Records from a data source:
○ ○ ○ ○ ○ ○ ○
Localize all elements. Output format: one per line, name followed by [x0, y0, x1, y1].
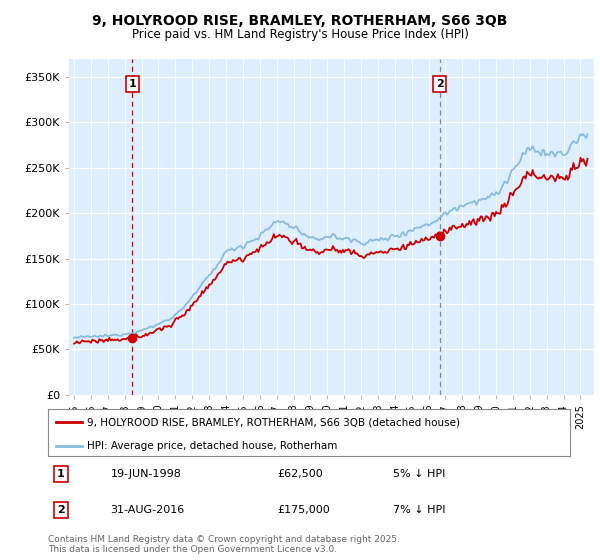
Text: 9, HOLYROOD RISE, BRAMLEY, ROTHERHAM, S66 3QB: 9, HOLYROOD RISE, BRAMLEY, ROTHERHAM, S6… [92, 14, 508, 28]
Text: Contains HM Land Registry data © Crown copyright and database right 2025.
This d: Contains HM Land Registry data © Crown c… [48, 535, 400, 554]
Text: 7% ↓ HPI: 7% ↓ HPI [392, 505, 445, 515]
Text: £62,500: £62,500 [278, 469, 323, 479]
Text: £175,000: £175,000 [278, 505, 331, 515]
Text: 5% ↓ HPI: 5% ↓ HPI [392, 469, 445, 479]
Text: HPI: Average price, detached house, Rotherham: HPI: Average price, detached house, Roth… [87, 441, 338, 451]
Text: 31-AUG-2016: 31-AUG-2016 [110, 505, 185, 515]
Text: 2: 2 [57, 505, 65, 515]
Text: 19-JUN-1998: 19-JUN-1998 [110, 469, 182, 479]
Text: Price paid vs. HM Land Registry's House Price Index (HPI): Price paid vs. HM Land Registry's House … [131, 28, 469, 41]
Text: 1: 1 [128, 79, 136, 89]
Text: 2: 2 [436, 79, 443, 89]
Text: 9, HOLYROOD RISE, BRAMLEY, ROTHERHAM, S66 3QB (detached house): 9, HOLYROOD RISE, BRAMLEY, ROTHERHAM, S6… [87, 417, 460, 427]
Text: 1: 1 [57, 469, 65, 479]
○ ○ ○ ○ ○ ○ ○
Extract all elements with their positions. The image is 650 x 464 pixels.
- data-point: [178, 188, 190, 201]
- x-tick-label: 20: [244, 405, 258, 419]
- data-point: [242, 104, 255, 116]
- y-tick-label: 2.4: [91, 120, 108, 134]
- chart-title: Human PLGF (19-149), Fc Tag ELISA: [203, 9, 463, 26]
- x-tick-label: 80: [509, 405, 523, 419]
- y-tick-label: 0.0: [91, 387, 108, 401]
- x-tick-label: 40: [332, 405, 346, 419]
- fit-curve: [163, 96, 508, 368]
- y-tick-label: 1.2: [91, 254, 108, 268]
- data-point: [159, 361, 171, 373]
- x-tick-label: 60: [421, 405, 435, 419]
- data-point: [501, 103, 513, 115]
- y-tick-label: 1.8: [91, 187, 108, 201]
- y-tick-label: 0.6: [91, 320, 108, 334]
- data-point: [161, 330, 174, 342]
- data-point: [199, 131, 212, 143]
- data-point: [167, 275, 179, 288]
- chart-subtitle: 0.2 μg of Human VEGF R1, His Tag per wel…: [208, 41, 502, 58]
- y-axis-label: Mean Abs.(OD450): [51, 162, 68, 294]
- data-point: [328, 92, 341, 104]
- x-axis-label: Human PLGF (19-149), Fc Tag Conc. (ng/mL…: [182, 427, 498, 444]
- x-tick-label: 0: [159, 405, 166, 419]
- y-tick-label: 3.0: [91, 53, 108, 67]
○ ○ ○ ○ ○ ○ ○
▶ INSTRUCTIONS TO FOLLOW
Rewrite the lines from the one containing "Text: 9, HOLYROOD RISE, BRAMLEY, ROTHERHAM, S66 3QB: 9, HOLYROOD" through the one containing "Text: 2: 2 [436, 79, 443, 89]", inclusive, replacing "HPI" with "House Price Index" and leaving everything else unchanged.

▶ REPLY
Text: 9, HOLYROOD RISE, BRAMLEY, ROTHERHAM, S66 3QB: 9, HOLYROOD RISE, BRAMLEY, ROTHERHAM, S6… [92, 14, 508, 28]
Text: Contains HM Land Registry data © Crown copyright and database right 2025.
This d: Contains HM Land Registry data © Crown c… [48, 535, 400, 554]
Text: 7% ↓ House Price Index: 7% ↓ House Price Index [392, 505, 445, 515]
Text: £62,500: £62,500 [278, 469, 323, 479]
Text: £175,000: £175,000 [278, 505, 331, 515]
Text: 5% ↓ House Price Index: 5% ↓ House Price Index [392, 469, 445, 479]
Text: House Price Index: Average price, detached house, Rotherham: House Price Index: Average price, detached house, Roth… [87, 441, 338, 451]
Text: 31-AUG-2016: 31-AUG-2016 [110, 505, 185, 515]
Text: 2: 2 [57, 505, 65, 515]
Text: 19-JUN-1998: 19-JUN-1998 [110, 469, 182, 479]
Text: Price paid vs. HM Land Registry's House Price Index (House Price Index): Price paid vs. HM Land Registry's House … [131, 28, 469, 41]
Text: 1: 1 [128, 79, 136, 89]
Text: 2: 2 [436, 79, 443, 89]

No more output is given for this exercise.